Begin MATERIALS PROVIDED

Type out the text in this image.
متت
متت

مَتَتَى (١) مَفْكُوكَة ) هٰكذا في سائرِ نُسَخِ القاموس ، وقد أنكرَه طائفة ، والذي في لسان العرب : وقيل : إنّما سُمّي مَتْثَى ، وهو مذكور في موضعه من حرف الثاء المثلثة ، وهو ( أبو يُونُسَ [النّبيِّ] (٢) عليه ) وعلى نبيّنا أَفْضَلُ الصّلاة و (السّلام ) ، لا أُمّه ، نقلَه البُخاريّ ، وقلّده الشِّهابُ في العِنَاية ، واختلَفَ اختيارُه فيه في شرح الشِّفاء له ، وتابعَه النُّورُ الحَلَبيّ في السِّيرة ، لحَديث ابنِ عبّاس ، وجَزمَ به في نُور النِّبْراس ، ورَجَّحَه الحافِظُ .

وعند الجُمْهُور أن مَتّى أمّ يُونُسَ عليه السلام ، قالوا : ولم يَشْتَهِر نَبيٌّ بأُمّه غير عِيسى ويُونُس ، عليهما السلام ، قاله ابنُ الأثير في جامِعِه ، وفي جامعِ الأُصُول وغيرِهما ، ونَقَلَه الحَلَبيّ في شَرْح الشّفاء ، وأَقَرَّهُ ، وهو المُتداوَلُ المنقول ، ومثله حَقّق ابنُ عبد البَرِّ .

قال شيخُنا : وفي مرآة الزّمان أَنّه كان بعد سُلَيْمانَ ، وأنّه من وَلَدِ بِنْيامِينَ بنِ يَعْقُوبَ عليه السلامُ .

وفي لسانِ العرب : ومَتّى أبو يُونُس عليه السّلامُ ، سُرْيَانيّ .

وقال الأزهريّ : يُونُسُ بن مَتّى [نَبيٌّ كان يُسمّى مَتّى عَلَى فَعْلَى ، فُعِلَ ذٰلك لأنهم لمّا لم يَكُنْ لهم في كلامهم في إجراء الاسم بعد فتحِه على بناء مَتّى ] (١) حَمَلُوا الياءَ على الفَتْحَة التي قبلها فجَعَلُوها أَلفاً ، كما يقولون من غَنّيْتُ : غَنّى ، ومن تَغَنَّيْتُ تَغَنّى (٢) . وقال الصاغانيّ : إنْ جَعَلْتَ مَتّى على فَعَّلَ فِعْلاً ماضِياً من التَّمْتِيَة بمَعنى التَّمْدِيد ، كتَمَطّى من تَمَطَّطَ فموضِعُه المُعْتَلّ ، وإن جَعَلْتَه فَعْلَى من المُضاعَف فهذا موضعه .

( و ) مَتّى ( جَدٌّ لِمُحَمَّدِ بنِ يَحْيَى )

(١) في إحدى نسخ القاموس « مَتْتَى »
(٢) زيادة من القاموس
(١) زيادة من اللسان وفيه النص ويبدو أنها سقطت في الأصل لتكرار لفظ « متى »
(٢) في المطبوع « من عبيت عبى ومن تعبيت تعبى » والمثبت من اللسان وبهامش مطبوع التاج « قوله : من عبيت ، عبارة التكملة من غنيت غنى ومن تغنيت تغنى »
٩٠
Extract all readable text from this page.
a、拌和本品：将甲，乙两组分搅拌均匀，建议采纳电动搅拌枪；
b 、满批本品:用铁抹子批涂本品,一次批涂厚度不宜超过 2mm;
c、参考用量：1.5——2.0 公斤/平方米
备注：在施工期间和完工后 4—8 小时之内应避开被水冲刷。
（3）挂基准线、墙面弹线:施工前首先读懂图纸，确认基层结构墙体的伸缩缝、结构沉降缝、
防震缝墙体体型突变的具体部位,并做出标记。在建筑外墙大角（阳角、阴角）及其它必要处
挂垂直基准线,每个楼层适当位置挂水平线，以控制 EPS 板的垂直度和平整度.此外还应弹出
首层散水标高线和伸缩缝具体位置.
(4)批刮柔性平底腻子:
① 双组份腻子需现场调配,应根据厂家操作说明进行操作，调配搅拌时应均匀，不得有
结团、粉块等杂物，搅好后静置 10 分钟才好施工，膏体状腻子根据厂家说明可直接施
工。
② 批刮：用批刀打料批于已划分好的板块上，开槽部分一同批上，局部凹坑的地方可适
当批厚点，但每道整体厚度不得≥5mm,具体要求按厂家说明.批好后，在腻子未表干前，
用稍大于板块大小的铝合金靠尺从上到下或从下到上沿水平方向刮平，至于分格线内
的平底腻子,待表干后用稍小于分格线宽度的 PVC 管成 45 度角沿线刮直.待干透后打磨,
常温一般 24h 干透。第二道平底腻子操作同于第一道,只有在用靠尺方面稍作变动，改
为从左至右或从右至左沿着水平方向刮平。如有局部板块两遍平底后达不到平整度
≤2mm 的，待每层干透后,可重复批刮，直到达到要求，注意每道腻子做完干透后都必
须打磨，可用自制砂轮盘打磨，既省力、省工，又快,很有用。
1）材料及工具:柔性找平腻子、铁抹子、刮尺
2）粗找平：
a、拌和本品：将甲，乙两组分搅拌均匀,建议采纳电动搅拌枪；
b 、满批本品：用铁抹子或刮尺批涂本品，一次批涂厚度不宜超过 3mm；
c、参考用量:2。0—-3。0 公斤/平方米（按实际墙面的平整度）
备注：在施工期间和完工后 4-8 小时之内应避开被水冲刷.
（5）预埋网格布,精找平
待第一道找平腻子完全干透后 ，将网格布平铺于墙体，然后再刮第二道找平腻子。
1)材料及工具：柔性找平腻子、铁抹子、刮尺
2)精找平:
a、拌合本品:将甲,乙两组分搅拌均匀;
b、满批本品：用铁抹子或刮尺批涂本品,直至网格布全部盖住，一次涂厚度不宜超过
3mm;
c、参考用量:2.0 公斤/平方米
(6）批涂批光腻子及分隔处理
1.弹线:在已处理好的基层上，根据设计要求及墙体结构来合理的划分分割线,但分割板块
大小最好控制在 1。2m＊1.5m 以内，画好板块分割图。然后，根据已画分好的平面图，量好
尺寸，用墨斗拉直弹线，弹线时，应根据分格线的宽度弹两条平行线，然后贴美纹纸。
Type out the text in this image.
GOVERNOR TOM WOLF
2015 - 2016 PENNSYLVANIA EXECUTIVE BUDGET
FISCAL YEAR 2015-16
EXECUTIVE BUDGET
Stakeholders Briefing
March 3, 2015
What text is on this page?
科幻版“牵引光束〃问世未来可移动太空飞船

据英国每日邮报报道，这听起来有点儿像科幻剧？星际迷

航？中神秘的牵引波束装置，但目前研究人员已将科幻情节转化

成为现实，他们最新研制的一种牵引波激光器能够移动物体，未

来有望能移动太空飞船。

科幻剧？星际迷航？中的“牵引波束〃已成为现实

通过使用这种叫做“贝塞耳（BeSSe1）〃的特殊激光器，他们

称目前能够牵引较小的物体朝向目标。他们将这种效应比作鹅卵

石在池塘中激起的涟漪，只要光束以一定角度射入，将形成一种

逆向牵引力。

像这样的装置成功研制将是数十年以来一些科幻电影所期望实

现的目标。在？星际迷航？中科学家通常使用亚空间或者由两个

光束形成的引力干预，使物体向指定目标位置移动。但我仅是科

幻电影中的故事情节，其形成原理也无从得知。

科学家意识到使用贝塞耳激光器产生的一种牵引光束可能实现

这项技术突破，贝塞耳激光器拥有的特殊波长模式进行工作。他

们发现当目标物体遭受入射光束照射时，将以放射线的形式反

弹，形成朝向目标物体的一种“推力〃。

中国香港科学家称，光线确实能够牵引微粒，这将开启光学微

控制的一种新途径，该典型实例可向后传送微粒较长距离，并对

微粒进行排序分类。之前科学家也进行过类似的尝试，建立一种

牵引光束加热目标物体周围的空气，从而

End MATERIALS PROVIDED

SHORT PROBLEM -
Would you reproduce all the entries exactly?

OUTPUT BELOW -
Type out the text in this image.
متت
متت

مَتَتَى (١) مَفْكُوكَة ) هٰكذا في سائرِ نُسَخِ القاموس ، وقد أنكرَه طائفة ، والذي في لسان العرب : وقيل : إنّما سُمّي مَتْثَى ، وهو مذكور في موضعه من حرف الثاء المثلثة ، وهو ( أبو يُونُسَ [النّبيِّ] (٢) عليه ) وعلى نبيّنا أَفْضَلُ الصّلاة و (السّلام ) ، لا أُمّه ، نقلَه البُخاريّ ، وقلّده الشِّهابُ في العِنَاية ، واختلَفَ اختيارُه فيه في شرح الشِّفاء له ، وتابعَه النُّورُ الحَلَبيّ في السِّيرة ، لحَديث ابنِ عبّاس ، وجَزمَ به في نُور النِّبْراس ، ورَجَّحَه الحافِظُ .

وعند الجُمْهُور أن مَتّى أمّ يُونُسَ عليه السلام ، قالوا : ولم يَشْتَهِر نَبيٌّ بأُمّه غير عِيسى ويُونُس ، عليهما السلام ، قاله ابنُ الأثير في جامِعِه ، وفي جامعِ الأُصُول وغيرِهما ، ونَقَلَه الحَلَبيّ في شَرْح الشّفاء ، وأَقَرَّهُ ، وهو المُتداوَلُ المنقول ، ومثله حَقّق ابنُ عبد البَرِّ .

قال شيخُنا : وفي مرآة الزّمان أَنّه كان بعد سُلَيْمانَ ، وأنّه من وَلَدِ بِنْيامِينَ بنِ يَعْقُوبَ عليه السلامُ .

وفي لسانِ العرب : ومَتّى أبو يُونُس عليه السّلامُ ، سُرْيَانيّ .

وقال الأزهريّ : يُونُسُ بن مَتّى [نَبيٌّ كان يُسمّى مَتّى عَلَى فَعْلَى ، فُعِلَ ذٰلك لأنهم لمّا لم يَكُنْ لهم في كلامهم في إجراء الاسم بعد فتحِه على بناء مَتّى ] (١) حَمَلُوا الياءَ على الفَتْحَة التي قبلها فجَعَلُوها أَلفاً ، كما يقولون من غَنّيْتُ : غَنّى ، ومن تَغَنَّيْتُ تَغَنّى (٢) . وقال الصاغانيّ : إنْ جَعَلْتَ مَتّى على فَعَّلَ فِعْلاً ماضِياً من التَّمْتِيَة بمَعنى التَّمْدِيد ، كتَمَطّى من تَمَطَّطَ فموضِعُه المُعْتَلّ ، وإن جَعَلْتَه فَعْلَى من المُضاعَف فهذا موضعه .

( و ) مَتّى ( جَدٌّ لِمُحَمَّدِ بنِ يَحْيَى )

(١) في إحدى نسخ القاموس « مَتْتَى »
(٢) زيادة من القاموس
(١) زيادة من اللسان وفيه النص ويبدو أنها سقطت في الأصل لتكرار لفظ « متى »
(٢) في المطبوع « من عبيت عبى ومن تعبيت تعبى » والمثبت من اللسان وبهامش مطبوع التاج « قوله : من عبيت ، عبارة التكملة من غنيت غنى ومن تغنيت تغنى »
٩٠
Extract all readable text from this page.
a、拌和本品：将甲，乙两组分搅拌均匀，建议采纳电动搅拌枪；
b 、满批本品:用铁抹子批涂本品,一次批涂厚度不宜超过 2mm;
c、参考用量：1.5——2.0 公斤/平方米
备注：在施工期间和完工后 4—8 小时之内应避开被水冲刷。
（3）挂基准线、墙面弹线:施工前首先读懂图纸，确认基层结构墙体的伸缩缝、结构沉降缝、
防震缝墙体体型突变的具体部位,并做出标记。在建筑外墙大角（阳角、阴角）及其它必要处
挂垂直基准线,每个楼层适当位置挂水平线，以控制 EPS 板的垂直度和平整度.此外还应弹出
首层散水标高线和伸缩缝具体位置.
(4)批刮柔性平底腻子:
① 双组份腻子需现场调配,应根据厂家操作说明进行操作，调配搅拌时应均匀，不得有
结团、粉块等杂物，搅好后静置 10 分钟才好施工，膏体状腻子根据厂家说明可直接施
工。
② 批刮：用批刀打料批于已划分好的板块上，开槽部分一同批上，局部凹坑的地方可适
当批厚点，但每道整体厚度不得≥5mm,具体要求按厂家说明.批好后，在腻子未表干前，
用稍大于板块大小的铝合金靠尺从上到下或从下到上沿水平方向刮平，至于分格线内
的平底腻子,待表干后用稍小于分格线宽度的 PVC 管成 45 度角沿线刮直.待干透后打磨,
常温一般 24h 干透。第二道平底腻子操作同于第一道,只有在用靠尺方面稍作变动，改
为从左至右或从右至左沿着水平方向刮平。如有局部板块两遍平底后达不到平整度
≤2mm 的，待每层干透后,可重复批刮，直到达到要求，注意每道腻子做完干透后都必
须打磨，可用自制砂轮盘打磨，既省力、省工，又快,很有用。
1）材料及工具:柔性找平腻子、铁抹子、刮尺
2）粗找平：
a、拌和本品：将甲，乙两组分搅拌均匀,建议采纳电动搅拌枪；
b 、满批本品：用铁抹子或刮尺批涂本品，一次批涂厚度不宜超过 3mm；
c、参考用量:2。0—-3。0 公斤/平方米（按实际墙面的平整度）
备注：在施工期间和完工后 4-8 小时之内应避开被水冲刷.
（5）预埋网格布,精找平
待第一道找平腻子完全干透后 ，将网格布平铺于墙体，然后再刮第二道找平腻子。
1)材料及工具：柔性找平腻子、铁抹子、刮尺
2)精找平:
a、拌合本品:将甲,乙两组分搅拌均匀;
b、满批本品：用铁抹子或刮尺批涂本品,直至网格布全部盖住，一次涂厚度不宜超过
3mm;
c、参考用量:2.0 公斤/平方米
(6）批涂批光腻子及分隔处理
1.弹线:在已处理好的基层上，根据设计要求及墙体结构来合理的划分分割线,但分割板块
大小最好控制在 1。2m＊1.5m 以内，画好板块分割图。然后，根据已画分好的平面图，量好
尺寸，用墨斗拉直弹线，弹线时，应根据分格线的宽度弹两条平行线，然后贴美纹纸。
Type out the text in this image.
GOVERNOR TOM WOLF
2015 - 2016 PENNSYLVANIA EXECUTIVE BUDGET
FISCAL YEAR 2015-16
EXECUTIVE BUDGET
Stakeholders Briefing
March 3, 2015
What text is on this page?
科幻版“牵引光束〃问世未来可移动太空飞船

据英国每日邮报报道，这听起来有点儿像科幻剧？星际迷

航？中神秘的牵引波束装置，但目前研究人员已将科幻情节转化

成为现实，他们最新研制的一种牵引波激光器能够移动物体，未

来有望能移动太空飞船。

科幻剧？星际迷航？中的“牵引波束〃已成为现实

通过使用这种叫做“贝塞耳（BeSSe1）〃的特殊激光器，他们

称目前能够牵引较小的物体朝向目标。他们将这种效应比作鹅卵

石在池塘中激起的涟漪，只要光束以一定角度射入，将形成一种

逆向牵引力。

像这样的装置成功研制将是数十年以来一些科幻电影所期望实

现的目标。在？星际迷航？中科学家通常使用亚空间或者由两个

光束形成的引力干预，使物体向指定目标位置移动。但我仅是科

幻电影中的故事情节，其形成原理也无从得知。

科学家意识到使用贝塞耳激光器产生的一种牵引光束可能实现

这项技术突破，贝塞耳激光器拥有的特殊波长模式进行工作。他

们发现当目标物体遭受入射光束照射时，将以放射线的形式反

弹，形成朝向目标物体的一种“推力〃。

中国香港科学家称，光线确实能够牵引微粒，这将开启光学微

控制的一种新途径，该典型实例可向后传送微粒较长距离，并对

微粒进行排序分类。之前科学家也进行过类似的尝试，建立一种

牵引光束加热目标物体周围的空气，从而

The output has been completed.